** Opening SOURCE RECORDS block **

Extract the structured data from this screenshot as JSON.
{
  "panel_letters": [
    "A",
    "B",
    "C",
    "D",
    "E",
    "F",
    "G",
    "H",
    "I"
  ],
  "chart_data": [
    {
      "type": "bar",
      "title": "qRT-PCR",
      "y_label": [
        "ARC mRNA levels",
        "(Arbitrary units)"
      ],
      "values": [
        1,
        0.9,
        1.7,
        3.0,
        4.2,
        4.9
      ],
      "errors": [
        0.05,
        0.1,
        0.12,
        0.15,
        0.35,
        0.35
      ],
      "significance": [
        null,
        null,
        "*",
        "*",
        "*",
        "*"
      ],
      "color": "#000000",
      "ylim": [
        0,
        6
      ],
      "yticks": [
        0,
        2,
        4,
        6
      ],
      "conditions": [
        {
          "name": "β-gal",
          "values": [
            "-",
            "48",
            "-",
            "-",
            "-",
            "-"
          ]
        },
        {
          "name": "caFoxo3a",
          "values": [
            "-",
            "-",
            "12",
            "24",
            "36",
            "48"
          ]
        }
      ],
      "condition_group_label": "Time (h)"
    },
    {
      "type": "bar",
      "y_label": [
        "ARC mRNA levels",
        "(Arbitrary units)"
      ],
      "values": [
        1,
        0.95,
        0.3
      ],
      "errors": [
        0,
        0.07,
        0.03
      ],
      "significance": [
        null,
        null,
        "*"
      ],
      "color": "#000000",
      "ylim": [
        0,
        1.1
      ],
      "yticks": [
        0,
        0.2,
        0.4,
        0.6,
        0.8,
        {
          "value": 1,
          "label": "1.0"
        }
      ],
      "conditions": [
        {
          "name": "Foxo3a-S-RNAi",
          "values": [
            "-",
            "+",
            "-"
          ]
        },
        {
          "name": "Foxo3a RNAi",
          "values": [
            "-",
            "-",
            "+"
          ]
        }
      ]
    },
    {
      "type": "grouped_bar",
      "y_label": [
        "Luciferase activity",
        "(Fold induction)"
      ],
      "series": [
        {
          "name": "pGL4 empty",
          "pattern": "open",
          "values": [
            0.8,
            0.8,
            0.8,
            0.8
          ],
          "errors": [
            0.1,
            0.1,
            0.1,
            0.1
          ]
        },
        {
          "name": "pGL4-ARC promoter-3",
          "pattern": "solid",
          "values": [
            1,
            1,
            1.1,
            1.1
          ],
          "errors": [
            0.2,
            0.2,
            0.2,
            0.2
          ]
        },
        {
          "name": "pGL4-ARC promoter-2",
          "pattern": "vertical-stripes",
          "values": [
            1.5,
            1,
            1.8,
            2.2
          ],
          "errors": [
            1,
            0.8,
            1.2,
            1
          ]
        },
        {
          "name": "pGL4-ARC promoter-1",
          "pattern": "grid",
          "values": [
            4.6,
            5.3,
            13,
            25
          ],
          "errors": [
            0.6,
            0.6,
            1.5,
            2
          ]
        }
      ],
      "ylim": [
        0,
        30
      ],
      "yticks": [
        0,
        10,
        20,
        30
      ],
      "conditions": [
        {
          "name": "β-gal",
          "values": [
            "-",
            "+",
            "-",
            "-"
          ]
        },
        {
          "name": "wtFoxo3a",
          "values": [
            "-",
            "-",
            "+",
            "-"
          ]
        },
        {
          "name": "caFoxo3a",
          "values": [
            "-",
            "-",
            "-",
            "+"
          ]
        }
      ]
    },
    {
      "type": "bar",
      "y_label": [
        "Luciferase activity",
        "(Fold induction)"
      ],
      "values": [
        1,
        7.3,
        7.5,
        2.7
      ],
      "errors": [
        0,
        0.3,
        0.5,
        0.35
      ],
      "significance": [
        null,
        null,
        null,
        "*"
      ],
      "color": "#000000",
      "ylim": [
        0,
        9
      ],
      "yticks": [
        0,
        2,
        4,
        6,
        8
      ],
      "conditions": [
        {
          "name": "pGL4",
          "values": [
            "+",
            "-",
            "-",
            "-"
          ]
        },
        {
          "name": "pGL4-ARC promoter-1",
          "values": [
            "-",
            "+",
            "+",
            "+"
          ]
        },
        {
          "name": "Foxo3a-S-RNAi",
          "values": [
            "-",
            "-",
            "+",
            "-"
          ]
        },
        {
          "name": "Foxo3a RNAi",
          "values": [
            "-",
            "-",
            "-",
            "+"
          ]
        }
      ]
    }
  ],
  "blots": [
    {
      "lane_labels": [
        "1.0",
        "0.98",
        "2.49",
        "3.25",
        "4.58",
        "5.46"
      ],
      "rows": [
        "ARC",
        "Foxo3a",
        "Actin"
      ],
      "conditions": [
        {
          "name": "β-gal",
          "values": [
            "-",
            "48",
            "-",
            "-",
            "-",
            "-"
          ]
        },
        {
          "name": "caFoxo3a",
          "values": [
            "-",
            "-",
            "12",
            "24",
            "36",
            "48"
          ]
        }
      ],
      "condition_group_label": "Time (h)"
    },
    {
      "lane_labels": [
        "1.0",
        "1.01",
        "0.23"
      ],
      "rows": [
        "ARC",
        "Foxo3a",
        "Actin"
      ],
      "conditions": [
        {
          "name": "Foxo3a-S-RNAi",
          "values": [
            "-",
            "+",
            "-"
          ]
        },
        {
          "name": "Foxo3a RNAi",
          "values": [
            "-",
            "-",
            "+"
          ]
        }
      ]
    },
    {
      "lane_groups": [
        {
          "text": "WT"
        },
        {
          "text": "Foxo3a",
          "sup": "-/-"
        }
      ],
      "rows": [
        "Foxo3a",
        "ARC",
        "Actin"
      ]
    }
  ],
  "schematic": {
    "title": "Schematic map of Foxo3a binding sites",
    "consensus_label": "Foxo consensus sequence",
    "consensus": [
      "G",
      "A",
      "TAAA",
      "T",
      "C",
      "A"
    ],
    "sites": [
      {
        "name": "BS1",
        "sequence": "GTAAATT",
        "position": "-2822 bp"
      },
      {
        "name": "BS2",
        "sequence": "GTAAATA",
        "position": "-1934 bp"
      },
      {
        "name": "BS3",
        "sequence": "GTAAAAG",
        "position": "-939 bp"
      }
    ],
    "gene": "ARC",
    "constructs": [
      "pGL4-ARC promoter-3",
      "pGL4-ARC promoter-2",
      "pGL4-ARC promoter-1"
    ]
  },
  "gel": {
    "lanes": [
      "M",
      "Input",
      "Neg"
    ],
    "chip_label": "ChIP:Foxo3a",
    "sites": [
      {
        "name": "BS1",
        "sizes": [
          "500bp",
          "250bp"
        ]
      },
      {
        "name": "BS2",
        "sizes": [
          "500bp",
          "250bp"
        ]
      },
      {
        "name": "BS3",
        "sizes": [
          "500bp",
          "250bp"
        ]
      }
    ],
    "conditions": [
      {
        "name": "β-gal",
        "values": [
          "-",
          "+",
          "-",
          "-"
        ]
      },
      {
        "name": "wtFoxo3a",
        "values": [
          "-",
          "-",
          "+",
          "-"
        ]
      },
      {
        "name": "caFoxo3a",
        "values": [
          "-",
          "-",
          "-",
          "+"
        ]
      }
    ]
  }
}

** Closing SOURCE RECORDS block **

TASK GOAL >> Repeat the entries exactly, all of them.

RESULT OF THIS TASK >>
Extract the structured data from this screenshot as JSON.
{
  "panel_letters": [
    "A",
    "B",
    "C",
    "D",
    "E",
    "F",
    "G",
    "H",
    "I"
  ],
  "chart_data": [
    {
      "type": "bar",
      "title": "qRT-PCR",
      "y_label": [
        "ARC mRNA levels",
        "(Arbitrary units)"
      ],
      "values": [
        1,
        0.9,
        1.7,
        3.0,
        4.2,
        4.9
      ],
      "errors": [
        0.05,
        0.1,
        0.12,
        0.15,
        0.35,
        0.35
      ],
      "significance": [
        null,
        null,
        "*",
        "*",
        "*",
        "*"
      ],
      "color": "#000000",
      "ylim": [
        0,
        6
      ],
      "yticks": [
        0,
        2,
        4,
        6
      ],
      "conditions": [
        {
          "name": "β-gal",
          "values": [
            "-",
            "48",
            "-",
            "-",
            "-",
            "-"
          ]
        },
        {
          "name": "caFoxo3a",
          "values": [
            "-",
            "-",
            "12",
            "24",
            "36",
            "48"
          ]
        }
      ],
      "condition_group_label": "Time (h)"
    },
    {
      "type": "bar",
      "y_label": [
        "ARC mRNA levels",
        "(Arbitrary units)"
      ],
      "values": [
        1,
        0.95,
        0.3
      ],
      "errors": [
        0,
        0.07,
        0.03
      ],
      "significance": [
        null,
        null,
        "*"
      ],
      "color": "#000000",
      "ylim": [
        0,
        1.1
      ],
      "yticks": [
        0,
        0.2,
        0.4,
        0.6,
        0.8,
        {
          "value": 1,
          "label": "1.0"
        }
      ],
      "conditions": [
        {
          "name": "Foxo3a-S-RNAi",
          "values": [
            "-",
            "+",
            "-"
          ]
        },
        {
          "name": "Foxo3a RNAi",
          "values": [
            "-",
            "-",
            "+"
          ]
        }
      ]
    },
    {
      "type": "grouped_bar",
      "y_label": [
        "Luciferase activity",
        "(Fold induction)"
      ],
      "series": [
        {
          "name": "pGL4 empty",
          "pattern": "open",
          "values": [
            0.8,
            0.8,
            0.8,
            0.8
          ],
          "errors": [
            0.1,
            0.1,
            0.1,
            0.1
          ]
        },
        {
          "name": "pGL4-ARC promoter-3",
          "pattern": "solid",
          "values": [
            1,
            1,
            1.1,
            1.1
          ],
          "errors": [
            0.2,
            0.2,
            0.2,
            0.2
          ]
        },
        {
          "name": "pGL4-ARC promoter-2",
          "pattern": "vertical-stripes",
          "values": [
            1.5,
            1,
            1.8,
            2.2
          ],
          "errors": [
            1,
            0.8,
            1.2,
            1
          ]
        },
        {
          "name": "pGL4-ARC promoter-1",
          "pattern": "grid",
          "values": [
            4.6,
            5.3,
            13,
            25
          ],
          "errors": [
            0.6,
            0.6,
            1.5,
            2
          ]
        }
      ],
      "ylim": [
        0,
        30
      ],
      "yticks": [
        0,
        10,
        20,
        30
      ],
      "conditions": [
        {
          "name": "β-gal",
          "values": [
            "-",
            "+",
            "-",
            "-"
          ]
        },
        {
          "name": "wtFoxo3a",
          "values": [
            "-",
            "-",
            "+",
            "-"
          ]
        },
        {
          "name": "caFoxo3a",
          "values": [
            "-",
            "-",
            "-",
            "+"
          ]
        }
      ]
    },
    {
      "type": "bar",
      "y_label": [
        "Luciferase activity",
        "(Fold induction)"
      ],
      "values": [
        1,
        7.3,
        7.5,
        2.7
      ],
      "errors": [
        0,
        0.3,
        0.5,
        0.35
      ],
      "significance": [
        null,
        null,
        null,
        "*"
      ],
      "color": "#000000",
      "ylim": [
        0,
        9
      ],
      "yticks": [
        0,
        2,
        4,
        6,
        8
      ],
      "conditions": [
        {
          "name": "pGL4",
          "values": [
            "+",
            "-",
            "-",
            "-"
          ]
        },
        {
          "name": "pGL4-ARC promoter-1",
          "values": [
            "-",
            "+",
            "+",
            "+"
          ]
        },
        {
          "name": "Foxo3a-S-RNAi",
          "values": [
            "-",
            "-",
            "+",
            "-"
          ]
        },
        {
          "name": "Foxo3a RNAi",
          "values": [
            "-",
            "-",
            "-",
            "+"
          ]
        }
      ]
    }
  ],
  "blots": [
    {
      "lane_labels": [
        "1.0",
        "0.98",
        "2.49",
        "3.25",
        "4.58",
        "5.46"
      ],
      "rows": [
        "ARC",
        "Foxo3a",
        "Actin"
      ],
      "conditions": [
        {
          "name": "β-gal",
          "values": [
            "-",
            "48",
            "-",
            "-",
            "-",
            "-"
          ]
        },
        {
          "name": "caFoxo3a",
          "values": [
            "-",
            "-",
            "12",
            "24",
            "36",
            "48"
          ]
        }
      ],
      "condition_group_label": "Time (h)"
    },
    {
      "lane_labels": [
        "1.0",
        "1.01",
        "0.23"
      ],
      "rows": [
        "ARC",
        "Foxo3a",
        "Actin"
      ],
      "conditions": [
        {
          "name": "Foxo3a-S-RNAi",
          "values": [
            "-",
            "+",
            "-"
          ]
        },
        {
          "name": "Foxo3a RNAi",
          "values": [
            "-",
            "-",
            "+"
          ]
        }
      ]
    },
    {
      "lane_groups": [
        {
          "text": "WT"
        },
        {
          "text": "Foxo3a",
          "sup": "-/-"
        }
      ],
      "rows": [
        "Foxo3a",
        "ARC",
        "Actin"
      ]
    }
  ],
  "schematic": {
    "title": "Schematic map of Foxo3a binding sites",
    "consensus_label": "Foxo consensus sequence",
    "consensus": [
      "G",
      "A",
      "TAAA",
      "T",
      "C",
      "A"
    ],
    "sites": [
      {
        "name": "BS1",
        "sequence": "GTAAATT",
        "position": "-2822 bp"
      },
      {
        "name": "BS2",
        "sequence": "GTAAATA",
        "position": "-1934 bp"
      },
      {
        "name": "BS3",
        "sequence": "GTAAAAG",
        "position": "-939 bp"
      }
    ],
    "gene": "ARC",
    "constructs": [
      "pGL4-ARC promoter-3",
      "pGL4-ARC promoter-2",
      "pGL4-ARC promoter-1"
    ]
  },
  "gel": {
    "lanes": [
      "M",
      "Input",
      "Neg"
    ],
    "chip_label": "ChIP:Foxo3a",
    "sites": [
      {
        "name": "BS1",
        "sizes": [
          "500bp",
          "250bp"
        ]
      },
      {
        "name": "BS2",
        "sizes": [
          "500bp",
          "250bp"
        ]
      },
      {
        "name": "BS3",
        "sizes": [
          "500bp",
          "250bp"
        ]
      }
    ],
    "conditions": [
      {
        "name": "β-gal",
        "values": [
          "-",
          "+",
          "-",
          "-"
        ]
      },
      {
        "name": "wtFoxo3a",
        "values": [
          "-",
          "-",
          "+",
          "-"
        ]
      },
      {
        "name": "caFoxo3a",
        "values": [
          "-",
          "-",
          "-",
          "+"
        ]
      }
    ]
  }
}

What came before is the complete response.